OBJECTIVE:
Quote, without change, all of the lines that follow.

— Start DATA EXTRACT —

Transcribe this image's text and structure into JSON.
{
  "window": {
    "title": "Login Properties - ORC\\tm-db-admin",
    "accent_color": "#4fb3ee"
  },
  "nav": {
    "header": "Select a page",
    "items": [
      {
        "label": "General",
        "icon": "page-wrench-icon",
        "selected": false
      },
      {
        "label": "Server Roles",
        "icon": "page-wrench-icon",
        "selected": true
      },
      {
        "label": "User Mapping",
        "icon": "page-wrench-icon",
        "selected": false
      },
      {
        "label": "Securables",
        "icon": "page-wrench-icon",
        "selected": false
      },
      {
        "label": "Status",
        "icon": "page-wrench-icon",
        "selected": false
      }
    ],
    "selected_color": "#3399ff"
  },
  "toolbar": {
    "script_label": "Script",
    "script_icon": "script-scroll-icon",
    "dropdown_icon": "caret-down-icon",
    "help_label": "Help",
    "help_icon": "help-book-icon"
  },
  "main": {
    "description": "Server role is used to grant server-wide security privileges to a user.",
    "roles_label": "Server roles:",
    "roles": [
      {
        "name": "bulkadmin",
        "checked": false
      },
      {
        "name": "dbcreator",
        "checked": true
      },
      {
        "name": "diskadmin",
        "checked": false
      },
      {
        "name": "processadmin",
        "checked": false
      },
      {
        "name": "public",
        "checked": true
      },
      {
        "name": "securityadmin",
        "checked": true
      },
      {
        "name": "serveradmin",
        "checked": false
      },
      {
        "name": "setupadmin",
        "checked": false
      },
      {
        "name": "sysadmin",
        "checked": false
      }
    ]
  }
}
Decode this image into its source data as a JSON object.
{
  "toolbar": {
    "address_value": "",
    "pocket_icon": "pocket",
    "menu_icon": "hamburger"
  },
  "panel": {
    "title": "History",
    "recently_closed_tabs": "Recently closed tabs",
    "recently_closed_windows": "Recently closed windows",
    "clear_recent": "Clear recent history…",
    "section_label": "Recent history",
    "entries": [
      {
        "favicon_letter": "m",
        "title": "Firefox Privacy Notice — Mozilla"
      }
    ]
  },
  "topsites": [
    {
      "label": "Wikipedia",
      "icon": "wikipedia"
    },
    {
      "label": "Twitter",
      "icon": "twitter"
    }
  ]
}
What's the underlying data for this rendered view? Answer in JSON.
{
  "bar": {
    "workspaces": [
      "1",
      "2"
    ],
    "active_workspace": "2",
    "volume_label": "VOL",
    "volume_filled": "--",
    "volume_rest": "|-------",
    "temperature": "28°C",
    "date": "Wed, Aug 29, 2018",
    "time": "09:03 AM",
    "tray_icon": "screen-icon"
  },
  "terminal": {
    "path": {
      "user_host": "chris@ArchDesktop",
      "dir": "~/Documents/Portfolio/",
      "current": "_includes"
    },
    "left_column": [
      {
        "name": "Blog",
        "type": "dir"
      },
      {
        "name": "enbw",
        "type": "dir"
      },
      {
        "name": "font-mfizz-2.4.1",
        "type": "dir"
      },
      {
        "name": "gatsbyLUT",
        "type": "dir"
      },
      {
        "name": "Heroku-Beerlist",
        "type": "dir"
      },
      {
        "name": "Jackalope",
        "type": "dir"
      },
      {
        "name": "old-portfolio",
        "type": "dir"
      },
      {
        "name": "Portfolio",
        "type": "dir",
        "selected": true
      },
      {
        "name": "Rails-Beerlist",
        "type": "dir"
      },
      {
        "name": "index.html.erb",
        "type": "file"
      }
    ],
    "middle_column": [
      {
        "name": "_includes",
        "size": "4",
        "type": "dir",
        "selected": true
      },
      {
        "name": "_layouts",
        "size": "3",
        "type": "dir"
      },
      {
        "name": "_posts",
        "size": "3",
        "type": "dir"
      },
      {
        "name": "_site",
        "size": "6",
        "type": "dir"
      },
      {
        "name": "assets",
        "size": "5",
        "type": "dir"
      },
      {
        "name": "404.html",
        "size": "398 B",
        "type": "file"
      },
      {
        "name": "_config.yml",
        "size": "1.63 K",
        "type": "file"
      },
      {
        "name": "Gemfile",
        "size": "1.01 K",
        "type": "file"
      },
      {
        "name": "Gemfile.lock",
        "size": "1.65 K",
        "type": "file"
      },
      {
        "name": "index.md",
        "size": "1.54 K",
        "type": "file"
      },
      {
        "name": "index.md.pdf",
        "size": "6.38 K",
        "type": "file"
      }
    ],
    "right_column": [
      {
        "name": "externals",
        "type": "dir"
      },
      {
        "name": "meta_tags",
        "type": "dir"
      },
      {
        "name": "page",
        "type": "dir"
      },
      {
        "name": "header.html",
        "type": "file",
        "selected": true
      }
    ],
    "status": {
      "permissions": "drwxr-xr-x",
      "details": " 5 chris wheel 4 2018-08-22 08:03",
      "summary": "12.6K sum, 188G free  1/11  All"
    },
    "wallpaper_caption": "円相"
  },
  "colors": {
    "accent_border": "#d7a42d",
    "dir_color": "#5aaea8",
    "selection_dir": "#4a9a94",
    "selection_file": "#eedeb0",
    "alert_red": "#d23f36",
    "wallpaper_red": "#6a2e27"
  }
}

— End DATA EXTRACT —

THE SOLUTION:
Transcribe this image's text and structure into JSON.
{
  "window": {
    "title": "Login Properties - ORC\\tm-db-admin",
    "accent_color": "#4fb3ee"
  },
  "nav": {
    "header": "Select a page",
    "items": [
      {
        "label": "General",
        "icon": "page-wrench-icon",
        "selected": false
      },
      {
        "label": "Server Roles",
        "icon": "page-wrench-icon",
        "selected": true
      },
      {
        "label": "User Mapping",
        "icon": "page-wrench-icon",
        "selected": false
      },
      {
        "label": "Securables",
        "icon": "page-wrench-icon",
        "selected": false
      },
      {
        "label": "Status",
        "icon": "page-wrench-icon",
        "selected": false
      }
    ],
    "selected_color": "#3399ff"
  },
  "toolbar": {
    "script_label": "Script",
    "script_icon": "script-scroll-icon",
    "dropdown_icon": "caret-down-icon",
    "help_label": "Help",
    "help_icon": "help-book-icon"
  },
  "main": {
    "description": "Server role is used to grant server-wide security privileges to a user.",
    "roles_label": "Server roles:",
    "roles": [
      {
        "name": "bulkadmin",
        "checked": false
      },
      {
        "name": "dbcreator",
        "checked": true
      },
      {
        "name": "diskadmin",
        "checked": false
      },
      {
        "name": "processadmin",
        "checked": false
      },
      {
        "name": "public",
        "checked": true
      },
      {
        "name": "securityadmin",
        "checked": true
      },
      {
        "name": "serveradmin",
        "checked": false
      },
      {
        "name": "setupadmin",
        "checked": false
      },
      {
        "name": "sysadmin",
        "checked": false
      }
    ]
  }
}
Decode this image into its source data as a JSON object.
{
  "toolbar": {
    "address_value": "",
    "pocket_icon": "pocket",
    "menu_icon": "hamburger"
  },
  "panel": {
    "title": "History",
    "recently_closed_tabs": "Recently closed tabs",
    "recently_closed_windows": "Recently closed windows",
    "clear_recent": "Clear recent history…",
    "section_label": "Recent history",
    "entries": [
      {
        "favicon_letter": "m",
        "title": "Firefox Privacy Notice — Mozilla"
      }
    ]
  },
  "topsites": [
    {
      "label": "Wikipedia",
      "icon": "wikipedia"
    },
    {
      "label": "Twitter",
      "icon": "twitter"
    }
  ]
}
What's the underlying data for this rendered view? Answer in JSON.
{
  "bar": {
    "workspaces": [
      "1",
      "2"
    ],
    "active_workspace": "2",
    "volume_label": "VOL",
    "volume_filled": "--",
    "volume_rest": "|-------",
    "temperature": "28°C",
    "date": "Wed, Aug 29, 2018",
    "time": "09:03 AM",
    "tray_icon": "screen-icon"
  },
  "terminal": {
    "path": {
      "user_host": "chris@ArchDesktop",
      "dir": "~/Documents/Portfolio/",
      "current": "_includes"
    },
    "left_column": [
      {
        "name": "Blog",
        "type": "dir"
      },
      {
        "name": "enbw",
        "type": "dir"
      },
      {
        "name": "font-mfizz-2.4.1",
        "type": "dir"
      },
      {
        "name": "gatsbyLUT",
        "type": "dir"
      },
      {
        "name": "Heroku-Beerlist",
        "type": "dir"
      },
      {
        "name": "Jackalope",
        "type": "dir"
      },
      {
        "name": "old-portfolio",
        "type": "dir"
      },
      {
        "name": "Portfolio",
        "type": "dir",
        "selected": true
      },
      {
        "name": "Rails-Beerlist",
        "type": "dir"
      },
      {
        "name": "index.html.erb",
        "type": "file"
      }
    ],
    "middle_column": [
      {
        "name": "_includes",
        "size": "4",
        "type": "dir",
        "selected": true
      },
      {
        "name": "_layouts",
        "size": "3",
        "type": "dir"
      },
      {
        "name": "_posts",
        "size": "3",
        "type": "dir"
      },
      {
        "name": "_site",
        "size": "6",
        "type": "dir"
      },
      {
        "name": "assets",
        "size": "5",
        "type": "dir"
      },
      {
        "name": "404.html",
        "size": "398 B",
        "type": "file"
      },
      {
        "name": "_config.yml",
        "size": "1.63 K",
        "type": "file"
      },
      {
        "name": "Gemfile",
        "size": "1.01 K",
        "type": "file"
      },
      {
        "name": "Gemfile.lock",
        "size": "1.65 K",
        "type": "file"
      },
      {
        "name": "index.md",
        "size": "1.54 K",
        "type": "file"
      },
      {
        "name": "index.md.pdf",
        "size": "6.38 K",
        "type": "file"
      }
    ],
    "right_column": [
      {
        "name": "externals",
        "type": "dir"
      },
      {
        "name": "meta_tags",
        "type": "dir"
      },
      {
        "name": "page",
        "type": "dir"
      },
      {
        "name": "header.html",
        "type": "file",
        "selected": true
      }
    ],
    "status": {
      "permissions": "drwxr-xr-x",
      "details": " 5 chris wheel 4 2018-08-22 08:03",
      "summary": "12.6K sum, 188G free  1/11  All"
    },
    "wallpaper_caption": "円相"
  },
  "colors": {
    "accent_border": "#d7a42d",
    "dir_color": "#5aaea8",
    "selection_dir": "#4a9a94",
    "selection_file": "#eedeb0",
    "alert_red": "#d23f36",
    "wallpaper_red": "#6a2e27"
  }
}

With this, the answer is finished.